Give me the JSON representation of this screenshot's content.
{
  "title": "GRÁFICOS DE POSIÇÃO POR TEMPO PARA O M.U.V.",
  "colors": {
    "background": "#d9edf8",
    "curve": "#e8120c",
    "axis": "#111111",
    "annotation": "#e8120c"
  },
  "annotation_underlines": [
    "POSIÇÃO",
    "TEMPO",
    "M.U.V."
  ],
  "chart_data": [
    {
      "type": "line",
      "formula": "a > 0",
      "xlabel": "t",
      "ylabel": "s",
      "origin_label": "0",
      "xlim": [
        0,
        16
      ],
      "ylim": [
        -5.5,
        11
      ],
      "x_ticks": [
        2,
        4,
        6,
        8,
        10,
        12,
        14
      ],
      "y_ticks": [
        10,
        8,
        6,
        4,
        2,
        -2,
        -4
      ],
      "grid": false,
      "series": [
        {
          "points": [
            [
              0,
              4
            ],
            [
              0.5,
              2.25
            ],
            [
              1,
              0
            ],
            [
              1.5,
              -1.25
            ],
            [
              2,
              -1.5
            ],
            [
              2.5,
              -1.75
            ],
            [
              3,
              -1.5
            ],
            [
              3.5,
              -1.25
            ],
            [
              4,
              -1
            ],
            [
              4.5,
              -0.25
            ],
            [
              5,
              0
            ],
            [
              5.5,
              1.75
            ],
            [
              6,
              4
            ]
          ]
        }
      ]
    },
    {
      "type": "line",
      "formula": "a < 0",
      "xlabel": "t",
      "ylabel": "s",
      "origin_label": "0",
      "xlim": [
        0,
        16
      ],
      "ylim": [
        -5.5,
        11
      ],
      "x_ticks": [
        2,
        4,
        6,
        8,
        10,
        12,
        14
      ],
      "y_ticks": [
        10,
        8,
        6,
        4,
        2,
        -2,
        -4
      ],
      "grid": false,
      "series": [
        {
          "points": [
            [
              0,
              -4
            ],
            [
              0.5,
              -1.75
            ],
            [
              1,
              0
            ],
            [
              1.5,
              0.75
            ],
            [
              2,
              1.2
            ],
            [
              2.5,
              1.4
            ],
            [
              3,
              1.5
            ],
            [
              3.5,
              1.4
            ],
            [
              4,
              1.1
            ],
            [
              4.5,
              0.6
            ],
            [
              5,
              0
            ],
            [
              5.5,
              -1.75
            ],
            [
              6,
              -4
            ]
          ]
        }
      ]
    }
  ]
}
* * *
:: Written request ::
Every line of the listing that holds "POSIÇÃO" should be found and copied.

:: Written reply ::
  "title": "GRÁFICOS DE POSIÇÃO POR TEMPO PARA O M.U.V.",
    "POSIÇÃO",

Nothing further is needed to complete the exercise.